▶ _Task brief_
Copy out the whole listing exactly as written, leaving the pictures behind.

▶ _Information supplied_
━━━━━━━━
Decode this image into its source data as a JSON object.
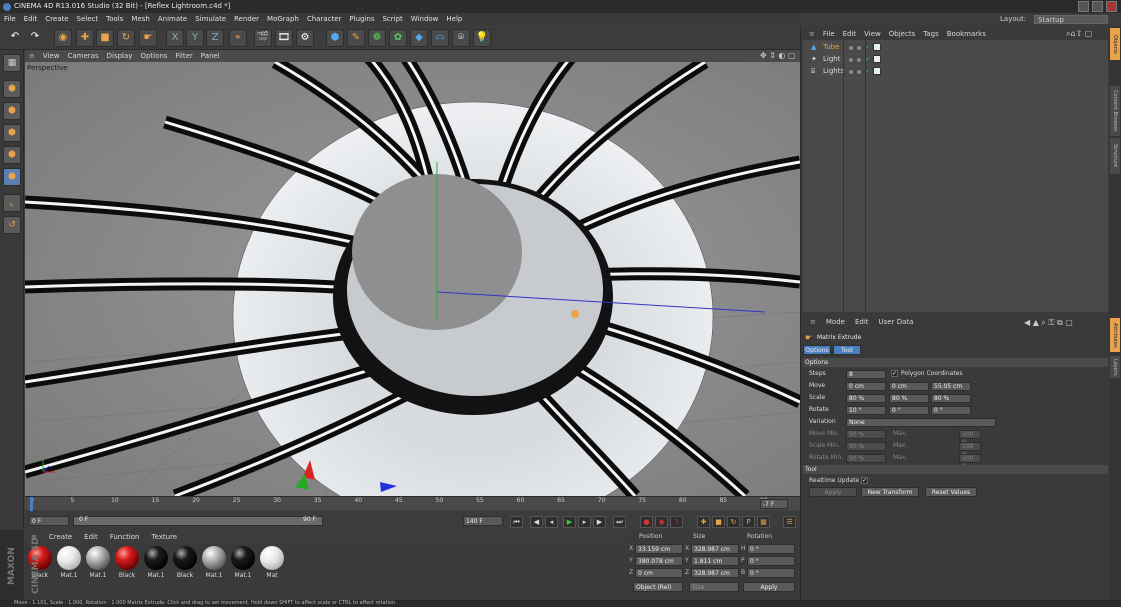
{
  "window": {
    "title": "CINEMA 4D R13.016 Studio (32 Bit) - [Reflex Lightroom.c4d *]"
  },
  "menubar": [
    "File",
    "Edit",
    "Create",
    "Select",
    "Tools",
    "Mesh",
    "Animate",
    "Simulate",
    "Render",
    "MoGraph",
    "Character",
    "Plugins",
    "Script",
    "Window",
    "Help"
  ],
  "layout": {
    "label": "Layout:",
    "value": "Startup"
  },
  "viewport": {
    "menu": [
      "View",
      "Cameras",
      "Display",
      "Options",
      "Filter",
      "Panel"
    ],
    "label": "Perspective"
  },
  "timeline": {
    "ticks": [
      "0",
      "5",
      "10",
      "15",
      "20",
      "25",
      "30",
      "35",
      "40",
      "45",
      "50",
      "55",
      "60",
      "65",
      "70",
      "75",
      "80",
      "85",
      "90"
    ],
    "frame_end_field": "-7 F"
  },
  "transport": {
    "start": "0 F",
    "current": "0 F",
    "slider_label": "90 F",
    "end": "140 F"
  },
  "materials": {
    "menu": [
      "Create",
      "Edit",
      "Function",
      "Texture"
    ],
    "items": [
      {
        "label": "Black",
        "color": "red"
      },
      {
        "label": "Mat.1",
        "color": "white"
      },
      {
        "label": "Mat.1",
        "color": "grey"
      },
      {
        "label": "Black",
        "color": "red"
      },
      {
        "label": "Mat.1",
        "color": "black"
      },
      {
        "label": "Black",
        "color": "black"
      },
      {
        "label": "Mat.1",
        "color": "grey"
      },
      {
        "label": "Mat.1",
        "color": "black"
      },
      {
        "label": "Mat",
        "color": "white"
      }
    ]
  },
  "branding": "MAXON CINEMA 4D",
  "coordinates": {
    "headers": [
      "Position",
      "Size",
      "Rotation"
    ],
    "rows": [
      {
        "axis": "X",
        "pos": "33.159 cm",
        "size_axis": "X",
        "size": "328.987 cm",
        "rot_axis": "H",
        "rot": "0 °"
      },
      {
        "axis": "Y",
        "pos": "380.078 cm",
        "size_axis": "Y",
        "size": "1.811 cm",
        "rot_axis": "P",
        "rot": "0 °"
      },
      {
        "axis": "Z",
        "pos": "0 cm",
        "size_axis": "Z",
        "size": "328.987 cm",
        "rot_axis": "B",
        "rot": "0 °"
      }
    ],
    "mode": "Object (Rel)",
    "size_mode": "Size",
    "apply": "Apply"
  },
  "status": "Move : 1.101, Scale : 1.000, Rotation : 1.000   Matrix Extrude: Click and drag to set movement. Hold down SHIFT to affect scale or CTRL to affect rotation.",
  "objects": {
    "menu": [
      "File",
      "Edit",
      "View",
      "Objects",
      "Tags",
      "Bookmarks"
    ],
    "items": [
      {
        "name": "Tube",
        "selected": true
      },
      {
        "name": "Light",
        "selected": false
      },
      {
        "name": "Lights",
        "selected": false
      }
    ]
  },
  "right_tabs": [
    "Objects",
    "Content Browser",
    "Structure"
  ],
  "attr_tabs_side": [
    "Attributes",
    "Layers"
  ],
  "attributes": {
    "menu": [
      "Mode",
      "Edit",
      "User Data"
    ],
    "tool_name": "Matrix Extrude",
    "tabs": [
      "Options",
      "Tool"
    ],
    "options_header": "Options",
    "steps_label": "Steps",
    "steps_value": "8",
    "polygon_coords_label": "Polygon Coordinates",
    "move_label": "Move",
    "move_values": [
      "0 cm",
      "0 cm",
      "55.05 cm"
    ],
    "scale_label": "Scale",
    "scale_values": [
      "80 %",
      "80 %",
      "80 %"
    ],
    "rotate_label": "Rotate",
    "rotate_values": [
      "10 °",
      "0 °",
      "0 °"
    ],
    "variation_label": "Variation",
    "variation_value": "None",
    "move_min_label": "Move Min.",
    "move_min": "50 %",
    "move_max_label": "Max.",
    "move_max": "100 %",
    "scale_min_label": "Scale Min.",
    "scale_min": "50 %",
    "scale_max_label": "Max.",
    "scale_max": "100 %",
    "rotate_min_label": "Rotate Min.",
    "rotate_min": "50 %",
    "rotate_max_label": "Max.",
    "rotate_max": "100 %",
    "tool_header": "Tool",
    "realtime_label": "Realtime Update",
    "apply_btn": "Apply",
    "new_transform_btn": "New Transform",
    "reset_btn": "Reset Values"
  },
  "colors": {
    "accent": "#e8a24a",
    "selection": "#4a7fc0",
    "x_axis": "#d22",
    "y_axis": "#2a2",
    "z_axis": "#23d"
  }
}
━━━━━━━━
▶ _Full output_
Decode this image into its source data as a JSON object.
{
  "window": {
    "title": "CINEMA 4D R13.016 Studio (32 Bit) - [Reflex Lightroom.c4d *]"
  },
  "menubar": [
    "File",
    "Edit",
    "Create",
    "Select",
    "Tools",
    "Mesh",
    "Animate",
    "Simulate",
    "Render",
    "MoGraph",
    "Character",
    "Plugins",
    "Script",
    "Window",
    "Help"
  ],
  "layout": {
    "label": "Layout:",
    "value": "Startup"
  },
  "viewport": {
    "menu": [
      "View",
      "Cameras",
      "Display",
      "Options",
      "Filter",
      "Panel"
    ],
    "label": "Perspective"
  },
  "timeline": {
    "ticks": [
      "0",
      "5",
      "10",
      "15",
      "20",
      "25",
      "30",
      "35",
      "40",
      "45",
      "50",
      "55",
      "60",
      "65",
      "70",
      "75",
      "80",
      "85",
      "90"
    ],
    "frame_end_field": "-7 F"
  },
  "transport": {
    "start": "0 F",
    "current": "0 F",
    "slider_label": "90 F",
    "end": "140 F"
  },
  "materials": {
    "menu": [
      "Create",
      "Edit",
      "Function",
      "Texture"
    ],
    "items": [
      {
        "label": "Black",
        "color": "red"
      },
      {
        "label": "Mat.1",
        "color": "white"
      },
      {
        "label": "Mat.1",
        "color": "grey"
      },
      {
        "label": "Black",
        "color": "red"
      },
      {
        "label": "Mat.1",
        "color": "black"
      },
      {
        "label": "Black",
        "color": "black"
      },
      {
        "label": "Mat.1",
        "color": "grey"
      },
      {
        "label": "Mat.1",
        "color": "black"
      },
      {
        "label": "Mat",
        "color": "white"
      }
    ]
  },
  "branding": "MAXON CINEMA 4D",
  "coordinates": {
    "headers": [
      "Position",
      "Size",
      "Rotation"
    ],
    "rows": [
      {
        "axis": "X",
        "pos": "33.159 cm",
        "size_axis": "X",
        "size": "328.987 cm",
        "rot_axis": "H",
        "rot": "0 °"
      },
      {
        "axis": "Y",
        "pos": "380.078 cm",
        "size_axis": "Y",
        "size": "1.811 cm",
        "rot_axis": "P",
        "rot": "0 °"
      },
      {
        "axis": "Z",
        "pos": "0 cm",
        "size_axis": "Z",
        "size": "328.987 cm",
        "rot_axis": "B",
        "rot": "0 °"
      }
    ],
    "mode": "Object (Rel)",
    "size_mode": "Size",
    "apply": "Apply"
  },
  "status": "Move : 1.101, Scale : 1.000, Rotation : 1.000   Matrix Extrude: Click and drag to set movement. Hold down SHIFT to affect scale or CTRL to affect rotation.",
  "objects": {
    "menu": [
      "File",
      "Edit",
      "View",
      "Objects",
      "Tags",
      "Bookmarks"
    ],
    "items": [
      {
        "name": "Tube",
        "selected": true
      },
      {
        "name": "Light",
        "selected": false
      },
      {
        "name": "Lights",
        "selected": false
      }
    ]
  },
  "right_tabs": [
    "Objects",
    "Content Browser",
    "Structure"
  ],
  "attr_tabs_side": [
    "Attributes",
    "Layers"
  ],
  "attributes": {
    "menu": [
      "Mode",
      "Edit",
      "User Data"
    ],
    "tool_name": "Matrix Extrude",
    "tabs": [
      "Options",
      "Tool"
    ],
    "options_header": "Options",
    "steps_label": "Steps",
    "steps_value": "8",
    "polygon_coords_label": "Polygon Coordinates",
    "move_label": "Move",
    "move_values": [
      "0 cm",
      "0 cm",
      "55.05 cm"
    ],
    "scale_label": "Scale",
    "scale_values": [
      "80 %",
      "80 %",
      "80 %"
    ],
    "rotate_label": "Rotate",
    "rotate_values": [
      "10 °",
      "0 °",
      "0 °"
    ],
    "variation_label": "Variation",
    "variation_value": "None",
    "move_min_label": "Move Min.",
    "move_min": "50 %",
    "move_max_label": "Max.",
    "move_max": "100 %",
    "scale_min_label": "Scale Min.",
    "scale_min": "50 %",
    "scale_max_label": "Max.",
    "scale_max": "100 %",
    "rotate_min_label": "Rotate Min.",
    "rotate_min": "50 %",
    "rotate_max_label": "Max.",
    "rotate_max": "100 %",
    "tool_header": "Tool",
    "realtime_label": "Realtime Update",
    "apply_btn": "Apply",
    "new_transform_btn": "New Transform",
    "reset_btn": "Reset Values"
  },
  "colors": {
    "accent": "#e8a24a",
    "selection": "#4a7fc0",
    "x_axis": "#d22",
    "y_axis": "#2a2",
    "z_axis": "#23d"
  }
}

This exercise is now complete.